▸ Exercise description
Pull out every line with the word "idea" from the entries below.

________________________________________

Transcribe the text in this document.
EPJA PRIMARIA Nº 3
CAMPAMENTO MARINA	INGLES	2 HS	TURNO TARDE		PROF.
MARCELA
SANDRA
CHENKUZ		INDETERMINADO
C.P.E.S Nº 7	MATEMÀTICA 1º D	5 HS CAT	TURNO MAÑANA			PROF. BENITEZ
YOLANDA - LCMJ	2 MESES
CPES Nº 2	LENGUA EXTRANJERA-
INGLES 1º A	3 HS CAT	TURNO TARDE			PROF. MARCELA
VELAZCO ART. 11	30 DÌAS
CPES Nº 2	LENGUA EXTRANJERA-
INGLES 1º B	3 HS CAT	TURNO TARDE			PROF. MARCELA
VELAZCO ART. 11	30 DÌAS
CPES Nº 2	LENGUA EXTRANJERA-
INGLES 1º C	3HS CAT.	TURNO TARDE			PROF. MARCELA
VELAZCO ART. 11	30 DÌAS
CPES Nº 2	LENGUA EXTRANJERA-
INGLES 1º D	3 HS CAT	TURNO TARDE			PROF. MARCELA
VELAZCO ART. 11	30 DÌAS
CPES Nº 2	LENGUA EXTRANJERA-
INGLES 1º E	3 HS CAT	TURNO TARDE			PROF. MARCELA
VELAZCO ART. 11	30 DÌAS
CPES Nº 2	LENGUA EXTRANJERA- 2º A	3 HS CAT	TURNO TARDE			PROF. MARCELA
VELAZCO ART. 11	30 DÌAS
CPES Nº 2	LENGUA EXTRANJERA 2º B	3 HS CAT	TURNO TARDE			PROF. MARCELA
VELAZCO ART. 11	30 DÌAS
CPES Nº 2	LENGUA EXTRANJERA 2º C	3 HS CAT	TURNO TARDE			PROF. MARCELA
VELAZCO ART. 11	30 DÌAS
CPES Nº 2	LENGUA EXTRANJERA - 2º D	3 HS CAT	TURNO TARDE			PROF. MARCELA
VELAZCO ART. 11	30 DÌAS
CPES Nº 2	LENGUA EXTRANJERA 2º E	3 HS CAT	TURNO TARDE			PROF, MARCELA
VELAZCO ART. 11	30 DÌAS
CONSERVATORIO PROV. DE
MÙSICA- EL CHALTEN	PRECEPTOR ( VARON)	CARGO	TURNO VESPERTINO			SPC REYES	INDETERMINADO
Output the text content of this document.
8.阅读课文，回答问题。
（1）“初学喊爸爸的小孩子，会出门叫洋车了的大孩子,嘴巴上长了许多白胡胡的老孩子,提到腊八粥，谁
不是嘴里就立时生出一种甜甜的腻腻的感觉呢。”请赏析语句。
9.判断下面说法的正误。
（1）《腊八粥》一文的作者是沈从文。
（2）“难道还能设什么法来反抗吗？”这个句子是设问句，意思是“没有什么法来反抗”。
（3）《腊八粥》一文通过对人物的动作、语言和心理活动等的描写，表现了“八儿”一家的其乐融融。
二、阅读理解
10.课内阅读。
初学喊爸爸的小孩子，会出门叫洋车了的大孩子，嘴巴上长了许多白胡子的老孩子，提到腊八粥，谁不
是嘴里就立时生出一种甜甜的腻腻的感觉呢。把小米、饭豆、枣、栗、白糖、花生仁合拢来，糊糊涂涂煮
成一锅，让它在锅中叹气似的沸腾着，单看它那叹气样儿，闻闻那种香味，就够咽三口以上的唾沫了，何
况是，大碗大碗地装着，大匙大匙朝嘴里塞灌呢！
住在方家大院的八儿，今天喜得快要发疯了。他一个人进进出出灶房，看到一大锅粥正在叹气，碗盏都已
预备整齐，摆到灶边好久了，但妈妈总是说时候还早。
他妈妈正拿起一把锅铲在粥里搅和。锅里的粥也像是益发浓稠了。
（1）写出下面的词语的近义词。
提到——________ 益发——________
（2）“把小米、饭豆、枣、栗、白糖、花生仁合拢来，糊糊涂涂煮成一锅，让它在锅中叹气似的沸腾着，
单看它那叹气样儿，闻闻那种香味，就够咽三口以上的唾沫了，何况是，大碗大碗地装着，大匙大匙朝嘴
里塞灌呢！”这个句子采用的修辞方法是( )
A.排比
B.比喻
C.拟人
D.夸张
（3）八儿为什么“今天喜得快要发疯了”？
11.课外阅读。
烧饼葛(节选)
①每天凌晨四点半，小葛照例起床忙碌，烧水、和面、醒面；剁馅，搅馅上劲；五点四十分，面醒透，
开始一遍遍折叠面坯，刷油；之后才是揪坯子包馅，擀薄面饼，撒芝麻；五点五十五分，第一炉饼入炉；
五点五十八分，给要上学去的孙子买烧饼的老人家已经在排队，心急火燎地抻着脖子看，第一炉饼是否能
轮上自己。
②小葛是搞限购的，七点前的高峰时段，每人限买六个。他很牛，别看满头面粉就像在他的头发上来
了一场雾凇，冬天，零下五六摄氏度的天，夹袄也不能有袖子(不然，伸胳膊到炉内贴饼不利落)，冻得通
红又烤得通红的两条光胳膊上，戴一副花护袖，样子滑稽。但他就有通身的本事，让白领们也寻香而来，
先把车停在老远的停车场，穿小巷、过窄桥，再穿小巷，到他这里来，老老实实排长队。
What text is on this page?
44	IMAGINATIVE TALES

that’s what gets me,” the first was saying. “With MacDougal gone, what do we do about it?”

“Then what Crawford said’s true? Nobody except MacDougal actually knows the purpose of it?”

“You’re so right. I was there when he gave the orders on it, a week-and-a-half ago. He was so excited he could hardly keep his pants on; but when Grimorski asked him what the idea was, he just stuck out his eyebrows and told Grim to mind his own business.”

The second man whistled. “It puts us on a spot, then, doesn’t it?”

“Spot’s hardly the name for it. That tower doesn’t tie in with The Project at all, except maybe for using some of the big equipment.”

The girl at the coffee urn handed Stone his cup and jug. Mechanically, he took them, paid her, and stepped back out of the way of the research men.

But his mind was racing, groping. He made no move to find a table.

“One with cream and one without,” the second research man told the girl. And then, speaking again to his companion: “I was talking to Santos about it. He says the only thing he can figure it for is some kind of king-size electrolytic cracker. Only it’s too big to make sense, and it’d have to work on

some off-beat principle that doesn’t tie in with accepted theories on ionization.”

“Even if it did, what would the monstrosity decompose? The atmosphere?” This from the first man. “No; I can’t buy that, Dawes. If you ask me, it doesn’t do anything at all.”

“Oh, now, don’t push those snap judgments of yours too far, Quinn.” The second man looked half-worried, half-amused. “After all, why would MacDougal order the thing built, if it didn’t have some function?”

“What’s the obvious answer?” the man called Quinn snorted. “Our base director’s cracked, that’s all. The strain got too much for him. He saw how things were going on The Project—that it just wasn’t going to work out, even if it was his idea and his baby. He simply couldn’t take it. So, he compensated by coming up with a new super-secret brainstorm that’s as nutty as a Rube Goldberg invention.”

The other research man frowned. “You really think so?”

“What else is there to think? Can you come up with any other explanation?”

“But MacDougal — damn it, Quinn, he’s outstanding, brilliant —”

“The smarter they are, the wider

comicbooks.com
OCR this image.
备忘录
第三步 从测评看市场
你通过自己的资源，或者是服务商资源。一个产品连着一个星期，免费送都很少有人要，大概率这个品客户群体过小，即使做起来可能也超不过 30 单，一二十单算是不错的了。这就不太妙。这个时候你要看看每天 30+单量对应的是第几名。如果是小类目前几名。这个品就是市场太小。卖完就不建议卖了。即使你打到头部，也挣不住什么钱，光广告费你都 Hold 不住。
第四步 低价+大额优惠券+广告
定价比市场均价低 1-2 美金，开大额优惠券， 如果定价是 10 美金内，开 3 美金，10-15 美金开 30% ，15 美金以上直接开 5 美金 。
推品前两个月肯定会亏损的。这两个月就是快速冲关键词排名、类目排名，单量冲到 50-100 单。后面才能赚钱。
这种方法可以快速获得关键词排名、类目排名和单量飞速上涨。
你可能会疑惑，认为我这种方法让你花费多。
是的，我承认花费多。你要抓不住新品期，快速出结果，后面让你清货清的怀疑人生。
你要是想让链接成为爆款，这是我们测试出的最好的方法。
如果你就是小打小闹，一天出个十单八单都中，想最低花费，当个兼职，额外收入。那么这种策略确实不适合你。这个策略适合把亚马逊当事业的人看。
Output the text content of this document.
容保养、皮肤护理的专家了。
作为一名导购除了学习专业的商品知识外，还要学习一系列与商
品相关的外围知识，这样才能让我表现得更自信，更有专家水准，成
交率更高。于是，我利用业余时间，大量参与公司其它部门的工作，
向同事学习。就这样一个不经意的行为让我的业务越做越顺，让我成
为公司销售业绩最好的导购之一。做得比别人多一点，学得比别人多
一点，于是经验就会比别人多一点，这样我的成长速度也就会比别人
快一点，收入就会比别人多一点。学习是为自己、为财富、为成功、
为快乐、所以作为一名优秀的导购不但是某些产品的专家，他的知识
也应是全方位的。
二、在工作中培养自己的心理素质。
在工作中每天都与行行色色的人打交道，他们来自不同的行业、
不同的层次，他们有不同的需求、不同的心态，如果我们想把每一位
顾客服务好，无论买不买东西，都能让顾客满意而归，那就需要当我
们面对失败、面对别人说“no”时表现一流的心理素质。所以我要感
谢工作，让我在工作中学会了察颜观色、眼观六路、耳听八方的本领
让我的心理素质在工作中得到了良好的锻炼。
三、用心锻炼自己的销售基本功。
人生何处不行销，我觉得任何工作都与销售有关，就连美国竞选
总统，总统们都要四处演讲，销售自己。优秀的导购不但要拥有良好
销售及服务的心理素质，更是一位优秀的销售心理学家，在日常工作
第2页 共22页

________________________________________

▸ Answer
“You’re so right. I was there when he gave the orders on it, a week-and-a-half ago. He was so excited he could hardly keep his pants on; but when Grimorski asked him what the idea was, he just stuck out his eyebrows and told Grim to mind his own business.”
“What’s the obvious answer?” the man called Quinn snorted. “Our base director’s cracked, that’s all. The strain got too much for him. He saw how things were going on The Project—that it just wasn’t going to work out, even if it was his idea and his baby. He simply couldn’t take it. So, he compensated by coming up with a new super-secret brainstorm that’s as nutty as a Rube Goldberg invention.”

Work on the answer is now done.